TASK PROMPT:
Return all of the data exactly as given.

ROWS:
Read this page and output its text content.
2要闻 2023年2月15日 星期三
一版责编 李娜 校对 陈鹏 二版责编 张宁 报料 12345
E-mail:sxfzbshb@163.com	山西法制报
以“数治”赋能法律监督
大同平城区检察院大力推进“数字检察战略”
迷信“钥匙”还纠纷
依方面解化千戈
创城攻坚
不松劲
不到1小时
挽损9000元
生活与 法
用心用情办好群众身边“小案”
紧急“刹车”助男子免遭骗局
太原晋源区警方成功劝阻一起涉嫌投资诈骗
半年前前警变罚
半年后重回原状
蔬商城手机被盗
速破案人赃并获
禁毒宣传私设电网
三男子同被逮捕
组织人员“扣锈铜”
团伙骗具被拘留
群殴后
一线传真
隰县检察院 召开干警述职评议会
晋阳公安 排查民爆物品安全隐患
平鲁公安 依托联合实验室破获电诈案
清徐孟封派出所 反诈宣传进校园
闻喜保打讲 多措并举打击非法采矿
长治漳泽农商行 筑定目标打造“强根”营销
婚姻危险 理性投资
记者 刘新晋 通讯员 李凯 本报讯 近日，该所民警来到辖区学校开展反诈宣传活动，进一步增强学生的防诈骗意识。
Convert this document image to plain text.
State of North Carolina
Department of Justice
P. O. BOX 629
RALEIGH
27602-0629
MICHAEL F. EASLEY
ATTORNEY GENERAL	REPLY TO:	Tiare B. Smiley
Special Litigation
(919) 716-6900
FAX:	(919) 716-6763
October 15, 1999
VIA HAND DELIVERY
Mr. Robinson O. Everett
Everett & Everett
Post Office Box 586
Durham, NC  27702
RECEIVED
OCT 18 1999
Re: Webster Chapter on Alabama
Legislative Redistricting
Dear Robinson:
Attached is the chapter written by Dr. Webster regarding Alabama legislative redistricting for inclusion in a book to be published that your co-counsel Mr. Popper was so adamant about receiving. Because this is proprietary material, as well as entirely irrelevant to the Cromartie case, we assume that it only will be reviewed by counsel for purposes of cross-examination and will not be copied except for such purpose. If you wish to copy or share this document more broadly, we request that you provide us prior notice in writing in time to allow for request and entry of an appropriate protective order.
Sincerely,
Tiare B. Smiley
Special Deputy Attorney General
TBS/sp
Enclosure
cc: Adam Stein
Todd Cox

OUTPUT OF THE EXERCISE:
Read this page and output its text content.
2要闻 2023年2月15日 星期三
一版责编 李娜 校对 陈鹏 二版责编 张宁 报料 12345
E-mail:sxfzbshb@163.com	山西法制报
以“数治”赋能法律监督
大同平城区检察院大力推进“数字检察战略”
迷信“钥匙”还纠纷
依方面解化千戈
创城攻坚
不松劲
不到1小时
挽损9000元
生活与 法
用心用情办好群众身边“小案”
紧急“刹车”助男子免遭骗局
太原晋源区警方成功劝阻一起涉嫌投资诈骗
半年前前警变罚
半年后重回原状
蔬商城手机被盗
速破案人赃并获
禁毒宣传私设电网
三男子同被逮捕
组织人员“扣锈铜”
团伙骗具被拘留
群殴后
一线传真
隰县检察院 召开干警述职评议会
晋阳公安 排查民爆物品安全隐患
平鲁公安 依托联合实验室破获电诈案
清徐孟封派出所 反诈宣传进校园
闻喜保打讲 多措并举打击非法采矿
长治漳泽农商行 筑定目标打造“强根”营销
婚姻危险 理性投资
记者 刘新晋 通讯员 李凯 本报讯 近日，该所民警来到辖区学校开展反诈宣传活动，进一步增强学生的防诈骗意识。
Convert this document image to plain text.
State of North Carolina
Department of Justice
P. O. BOX 629
RALEIGH
27602-0629
MICHAEL F. EASLEY
ATTORNEY GENERAL	REPLY TO:	Tiare B. Smiley
Special Litigation
(919) 716-6900
FAX:	(919) 716-6763
October 15, 1999
VIA HAND DELIVERY
Mr. Robinson O. Everett
Everett & Everett
Post Office Box 586
Durham, NC  27702
RECEIVED
OCT 18 1999
Re: Webster Chapter on Alabama
Legislative Redistricting
Dear Robinson:
Attached is the chapter written by Dr. Webster regarding Alabama legislative redistricting for inclusion in a book to be published that your co-counsel Mr. Popper was so adamant about receiving. Because this is proprietary material, as well as entirely irrelevant to the Cromartie case, we assume that it only will be reviewed by counsel for purposes of cross-examination and will not be copied except for such purpose. If you wish to copy or share this document more broadly, we request that you provide us prior notice in writing in time to allow for request and entry of an appropriate protective order.
Sincerely,
Tiare B. Smiley
Special Deputy Attorney General
TBS/sp
Enclosure
cc: Adam Stein
Todd Cox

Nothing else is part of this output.